-- Begin DATA TO PROCESS --
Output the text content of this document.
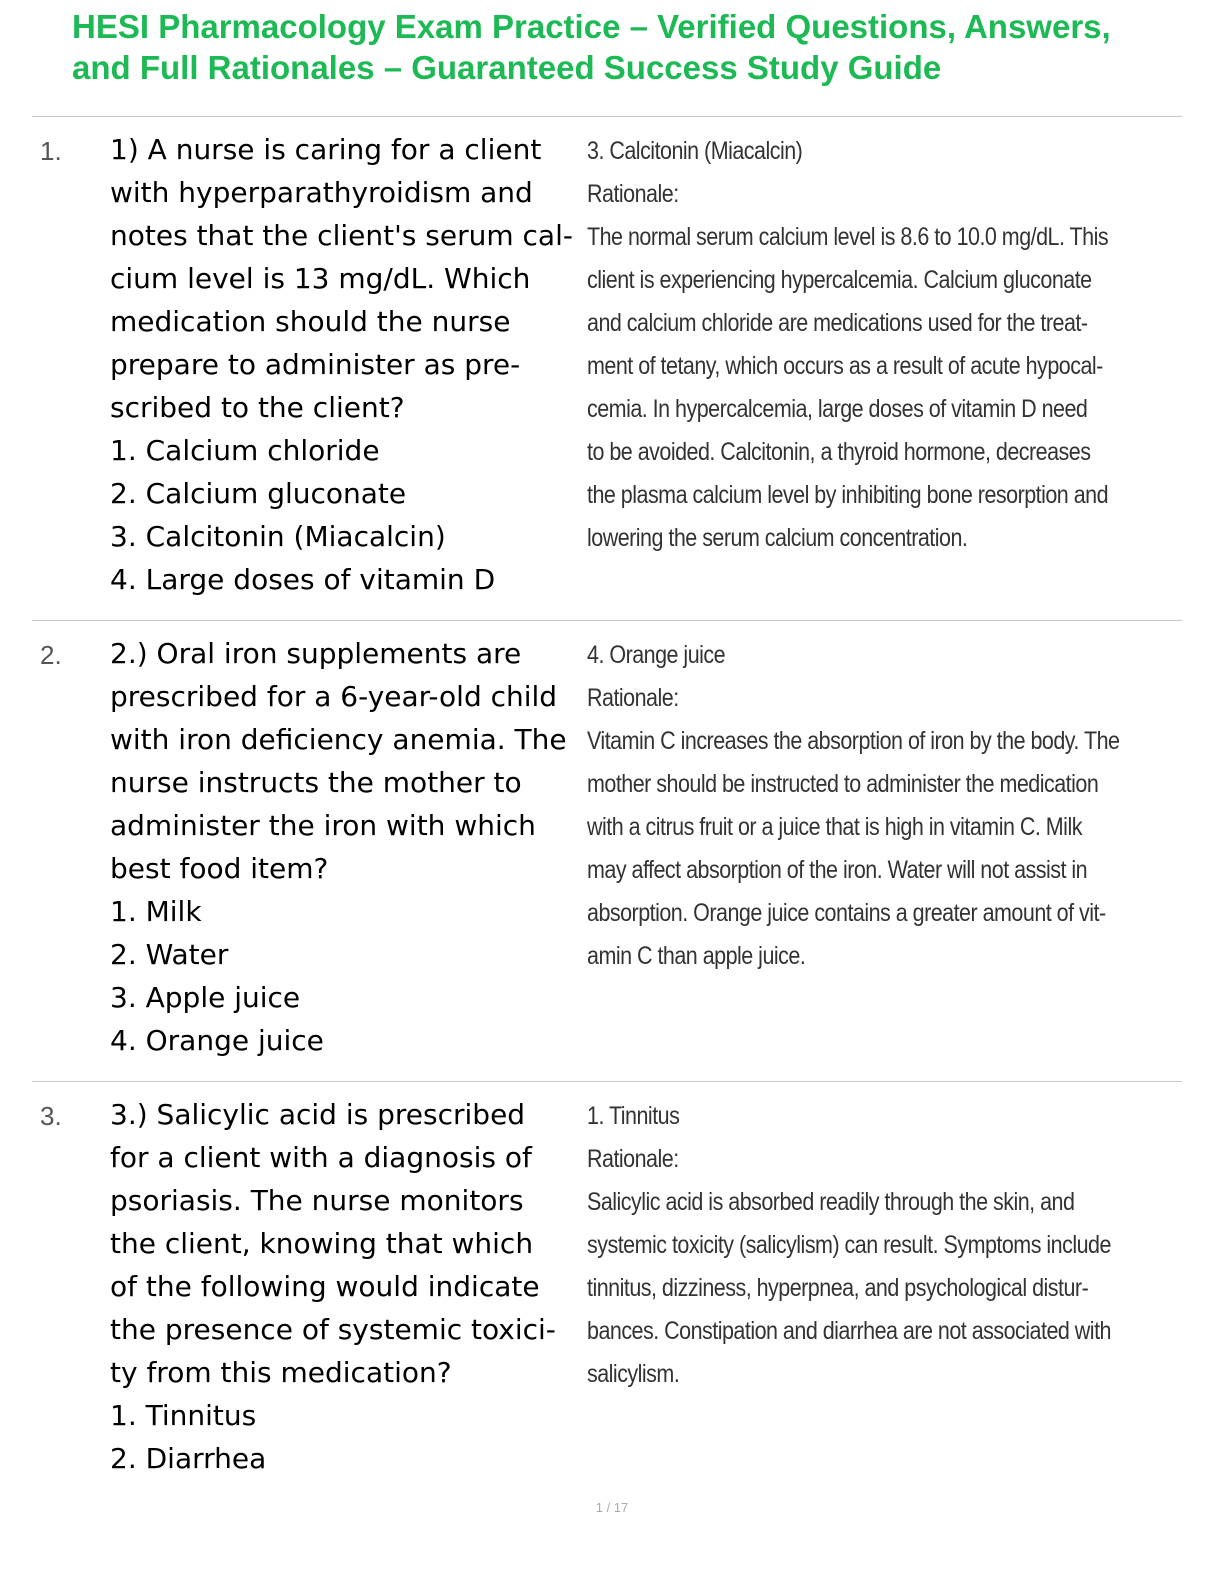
HESI Pharmacology Exam Practice – Verified Questions, Answers,
and Full Rationales – Guaranteed Success Study Guide
1. 1) A nurse is caring for a client
with hyperparathyroidism and
notes that the client's serum cal-
cium level is 13 mg/dL. Which
medication should the nurse
prepare to administer as pre-
scribed to the client?
1. Calcium chloride
2. Calcium gluconate
3. Calcitonin (Miacalcin)
4. Large doses of vitamin D
3. Calcitonin (Miacalcin)
Rationale:
The normal serum calcium level is 8.6 to 10.0 mg/dL. This
client is experiencing hypercalcemia. Calcium gluconate
and calcium chloride are medications used for the treat-
ment of tetany, which occurs as a result of acute hypocal-
cemia. In hypercalcemia, large doses of vitamin D need
to be avoided. Calcitonin, a thyroid hormone, decreases
the plasma calcium level by inhibiting bone resorption and
lowering the serum calcium concentration.
2. 2.) Oral iron supplements are
prescribed for a 6-year-old child
with iron deficiency anemia. The
nurse instructs the mother to
administer the iron with which
best food item?
1. Milk
2. Water
3. Apple juice
4. Orange juice
4. Orange juice
Rationale:
Vitamin C increases the absorption of iron by the body. The
mother should be instructed to administer the medication
with a citrus fruit or a juice that is high in vitamin C. Milk
may affect absorption of the iron. Water will not assist in
absorption. Orange juice contains a greater amount of vit-
amin C than apple juice.
3. 3.) Salicylic acid is prescribed
for a client with a diagnosis of
psoriasis. The nurse monitors
the client, knowing that which
of the following would indicate
the presence of systemic toxici-
ty from this medication?
1. Tinnitus
2. Diarrhea
1. Tinnitus
Rationale:
Salicylic acid is absorbed readily through the skin, and
systemic toxicity (salicylism) can result. Symptoms include
tinnitus, dizziness, hyperpnea, and psychological distur-
bances. Constipation and diarrhea are not associated with
salicylism.
1 / 17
-- End DATA TO PROCESS --
• GIVEN PROBLEM: Word for word, quote the full listing, omitting every picture.

• RESULT BELOW:
Output the text content of this document.
HESI Pharmacology Exam Practice – Verified Questions, Answers,
and Full Rationales – Guaranteed Success Study Guide
1. 1) A nurse is caring for a client
with hyperparathyroidism and
notes that the client's serum cal-
cium level is 13 mg/dL. Which
medication should the nurse
prepare to administer as pre-
scribed to the client?
1. Calcium chloride
2. Calcium gluconate
3. Calcitonin (Miacalcin)
4. Large doses of vitamin D
3. Calcitonin (Miacalcin)
Rationale:
The normal serum calcium level is 8.6 to 10.0 mg/dL. This
client is experiencing hypercalcemia. Calcium gluconate
and calcium chloride are medications used for the treat-
ment of tetany, which occurs as a result of acute hypocal-
cemia. In hypercalcemia, large doses of vitamin D need
to be avoided. Calcitonin, a thyroid hormone, decreases
the plasma calcium level by inhibiting bone resorption and
lowering the serum calcium concentration.
2. 2.) Oral iron supplements are
prescribed for a 6-year-old child
with iron deficiency anemia. The
nurse instructs the mother to
administer the iron with which
best food item?
1. Milk
2. Water
3. Apple juice
4. Orange juice
4. Orange juice
Rationale:
Vitamin C increases the absorption of iron by the body. The
mother should be instructed to administer the medication
with a citrus fruit or a juice that is high in vitamin C. Milk
may affect absorption of the iron. Water will not assist in
absorption. Orange juice contains a greater amount of vit-
amin C than apple juice.
3. 3.) Salicylic acid is prescribed
for a client with a diagnosis of
psoriasis. The nurse monitors
the client, knowing that which
of the following would indicate
the presence of systemic toxici-
ty from this medication?
1. Tinnitus
2. Diarrhea
1. Tinnitus
Rationale:
Salicylic acid is absorbed readily through the skin, and
systemic toxicity (salicylism) can result. Symptoms include
tinnitus, dizziness, hyperpnea, and psychological distur-
bances. Constipation and diarrhea are not associated with
salicylism.
1 / 17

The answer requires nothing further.